→ **Consignes de l'exercice**:
[1] D'après l'extrait sur Fidel, qui convoque-t-il pour leur livrer son analyse ? Donnez toutes les catégories de personnes citées.
[2] Recopiez mot pour mot l'extrait sur Fidel, de "Pourtant, il y" jusqu'à "son puissant voisin.".

→ **Extrait du texte**:
==============================
Mais, selon Fidel, Cuba sera bientôt en mesure d’améliorer cette situation. Il parle de la pose d’un câble sous-marin dont les travaux sont en cours, depuis le port de La Guaira, au Venezuela, jusqu’aux abords de Santiago de Cuba. Grâce à ce chantier, réalisé par le gouvernement d’Hugo Chávez, l’île pourra disposer du haut débit et étendre très largement sa couverture Internet.
“On a souvent dit que Cuba – et vous en particulier – se cantonait dans une position antiaméricaine presque butée, et on est même allé jusqu’à vous accuser de détester ce pays. – C’est totalement faux ! rétorque-t-il. Pourquoi détesterais-je les Etats-Unis alors qu’ils ne sont qu’un produit de l’histoire ?”
Pourtant, il y a tout juste une quarantaine de jours, alors qu’il n’avait pas encore fini de “ressusciter”, il parlait, pour changer, dans ses Nouvelles Réflexions (publiées dans le journal cubain Gránma), de son puissant voisin.
“Le fait est que j’ai commencé à voir très clairement les problèmes de la tyrannie mondiale croissante…” Et, à la lumière de toutes les informations dont il disposait, il a entrevu “l’imminence d’une attaque nucléaire qui déclencherait un conflit mondial”. C’était, me dit-il, le moment où il ne pouvait pas encore sortir pour parler, comme il le fait maintenant. C’était à peine s’il pouvait écrire normalement car, après avoir réappris à marcher, à 84 ans, il a aussi dû réapprendre à écrire.
“Que cachez-vous derrière cette frénésie de travail, qui pourrait vous valoir une rechute ? – Je ne veux pas être absent des affaires du monde en ce moment. Le monde traverse la phase la plus intéressante et la plus dangereuse de son existence, et je m’intéresse de très près à ce qui va se passer. J’ai encore des choses à faire. – Par exemple ? – Créer un mouvement contre la guerre nucléaire.” C’est effectivement à ce projet que le vieux caudillo se consacre depuis sa réapparition. “Il s’agit de créer une force de persuasion internationale pour éviter que cette menace colossale ne se réalise.”
Voilà qui représente un défi de taille, et Fidel n’a jamais su résister aux défis. Il convoque des scientifiques, des économistes et des spécialistes de la communication auxquels il livre son analyse sur ce que pourrait être le mécanisme qui déchaînerait l’horreur, et sur les moyens de l’éviter. Il les a même entraînés jusque dans des scénarios de science-fiction.
==============================
→ **Enregistrements fournis**:
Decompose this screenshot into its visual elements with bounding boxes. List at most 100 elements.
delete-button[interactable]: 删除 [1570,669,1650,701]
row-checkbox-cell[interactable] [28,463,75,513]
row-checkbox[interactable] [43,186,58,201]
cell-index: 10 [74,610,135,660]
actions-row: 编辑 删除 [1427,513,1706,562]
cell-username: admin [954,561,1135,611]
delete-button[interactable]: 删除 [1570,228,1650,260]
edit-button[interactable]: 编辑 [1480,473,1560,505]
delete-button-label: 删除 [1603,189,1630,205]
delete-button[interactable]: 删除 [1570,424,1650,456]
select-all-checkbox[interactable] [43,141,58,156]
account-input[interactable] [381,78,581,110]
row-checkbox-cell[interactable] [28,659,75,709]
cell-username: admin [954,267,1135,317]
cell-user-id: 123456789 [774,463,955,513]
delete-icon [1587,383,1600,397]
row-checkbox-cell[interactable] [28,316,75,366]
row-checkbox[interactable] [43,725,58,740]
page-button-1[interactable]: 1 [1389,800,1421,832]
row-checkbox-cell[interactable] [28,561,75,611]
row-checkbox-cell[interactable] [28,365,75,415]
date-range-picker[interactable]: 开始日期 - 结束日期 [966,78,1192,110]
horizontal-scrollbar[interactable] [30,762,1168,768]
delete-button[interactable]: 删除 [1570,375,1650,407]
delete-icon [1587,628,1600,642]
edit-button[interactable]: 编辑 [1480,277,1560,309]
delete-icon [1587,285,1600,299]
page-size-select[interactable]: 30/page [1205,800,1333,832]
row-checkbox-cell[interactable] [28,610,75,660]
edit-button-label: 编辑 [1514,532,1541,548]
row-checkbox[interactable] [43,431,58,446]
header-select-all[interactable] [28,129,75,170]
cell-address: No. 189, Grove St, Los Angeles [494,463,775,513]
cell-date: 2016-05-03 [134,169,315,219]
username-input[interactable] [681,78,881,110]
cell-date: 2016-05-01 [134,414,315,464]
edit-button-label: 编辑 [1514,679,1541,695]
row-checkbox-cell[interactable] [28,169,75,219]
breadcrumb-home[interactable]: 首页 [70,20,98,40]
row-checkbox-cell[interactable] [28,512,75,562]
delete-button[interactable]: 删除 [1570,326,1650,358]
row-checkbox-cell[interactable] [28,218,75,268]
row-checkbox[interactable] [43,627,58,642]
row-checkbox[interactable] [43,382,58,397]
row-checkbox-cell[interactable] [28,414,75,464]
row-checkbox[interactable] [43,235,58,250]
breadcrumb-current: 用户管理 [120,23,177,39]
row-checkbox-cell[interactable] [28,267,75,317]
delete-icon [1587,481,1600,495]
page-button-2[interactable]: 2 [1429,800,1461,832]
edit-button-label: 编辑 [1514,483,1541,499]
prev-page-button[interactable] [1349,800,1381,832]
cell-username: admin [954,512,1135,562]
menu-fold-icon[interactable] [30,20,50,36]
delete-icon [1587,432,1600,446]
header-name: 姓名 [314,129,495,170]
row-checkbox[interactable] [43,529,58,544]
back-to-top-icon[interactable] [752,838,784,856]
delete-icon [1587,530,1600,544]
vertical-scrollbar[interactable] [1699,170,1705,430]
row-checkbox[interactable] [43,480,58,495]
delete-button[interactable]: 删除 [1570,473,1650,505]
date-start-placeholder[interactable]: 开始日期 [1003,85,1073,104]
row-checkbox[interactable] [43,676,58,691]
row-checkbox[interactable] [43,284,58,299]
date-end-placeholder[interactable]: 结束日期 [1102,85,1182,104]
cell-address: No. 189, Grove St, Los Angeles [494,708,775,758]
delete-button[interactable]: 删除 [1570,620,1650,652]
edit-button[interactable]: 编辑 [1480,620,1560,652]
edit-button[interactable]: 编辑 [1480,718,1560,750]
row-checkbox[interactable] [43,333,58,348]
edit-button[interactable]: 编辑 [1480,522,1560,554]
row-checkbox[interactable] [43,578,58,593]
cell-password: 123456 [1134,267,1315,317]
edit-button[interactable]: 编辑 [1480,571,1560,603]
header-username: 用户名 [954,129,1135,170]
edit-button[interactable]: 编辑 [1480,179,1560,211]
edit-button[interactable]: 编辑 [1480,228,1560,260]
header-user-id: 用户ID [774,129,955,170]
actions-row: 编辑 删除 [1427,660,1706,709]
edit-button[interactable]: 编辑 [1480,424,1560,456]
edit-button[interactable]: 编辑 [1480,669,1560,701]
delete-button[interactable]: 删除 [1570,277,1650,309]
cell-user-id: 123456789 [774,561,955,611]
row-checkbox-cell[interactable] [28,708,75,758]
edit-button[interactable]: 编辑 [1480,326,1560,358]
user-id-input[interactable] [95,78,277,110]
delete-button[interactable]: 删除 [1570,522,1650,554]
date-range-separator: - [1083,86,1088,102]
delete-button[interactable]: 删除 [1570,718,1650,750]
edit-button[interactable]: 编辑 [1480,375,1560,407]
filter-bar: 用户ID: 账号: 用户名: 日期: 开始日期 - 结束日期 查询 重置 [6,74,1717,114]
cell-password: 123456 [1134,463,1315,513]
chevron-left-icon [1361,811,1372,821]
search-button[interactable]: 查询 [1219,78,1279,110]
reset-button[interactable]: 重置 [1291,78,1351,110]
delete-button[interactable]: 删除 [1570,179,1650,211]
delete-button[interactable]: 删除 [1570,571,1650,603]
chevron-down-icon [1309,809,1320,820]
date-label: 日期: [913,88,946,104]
==============================
→ **Réponses aux consignes**:
[1] Des scientifiques, des économistes et des spécialistes de la communication.

[2]
Pourtant, il y a tout juste une quarantaine de jours, alors qu’il n’avait pas encore fini de “ressusciter”, il parlait, pour changer, dans ses Nouvelles Réflexions (publiées dans le journal cubain Gránma), de son puissant voisin.